# [Directive]
Print the data that follows exactly.

# [A run of records]
+ + + +

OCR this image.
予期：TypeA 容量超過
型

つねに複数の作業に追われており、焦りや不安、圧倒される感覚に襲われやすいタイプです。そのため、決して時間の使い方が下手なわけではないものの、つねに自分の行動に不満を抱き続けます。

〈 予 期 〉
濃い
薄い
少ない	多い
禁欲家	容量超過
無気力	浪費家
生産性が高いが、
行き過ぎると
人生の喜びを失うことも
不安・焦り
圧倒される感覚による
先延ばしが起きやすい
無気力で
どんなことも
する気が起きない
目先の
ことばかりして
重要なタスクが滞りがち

+ + + +

# [Reply to the exercise]
OCR this image.
予期：TypeA 容量超過
型

つねに複数の作業に追われており、焦りや不安、圧倒される感覚に襲われやすいタイプです。そのため、決して時間の使い方が下手なわけではないものの、つねに自分の行動に不満を抱き続けます。

〈 予 期 〉
濃い
薄い
少ない	多い
禁欲家	容量超過
無気力	浪費家
生産性が高いが、
行き過ぎると
人生の喜びを失うことも
不安・焦り
圧倒される感覚による
先延ばしが起きやすい
無気力で
どんなことも
する気が起きない
目先の
ことばかりして
重要なタスクが滞りがち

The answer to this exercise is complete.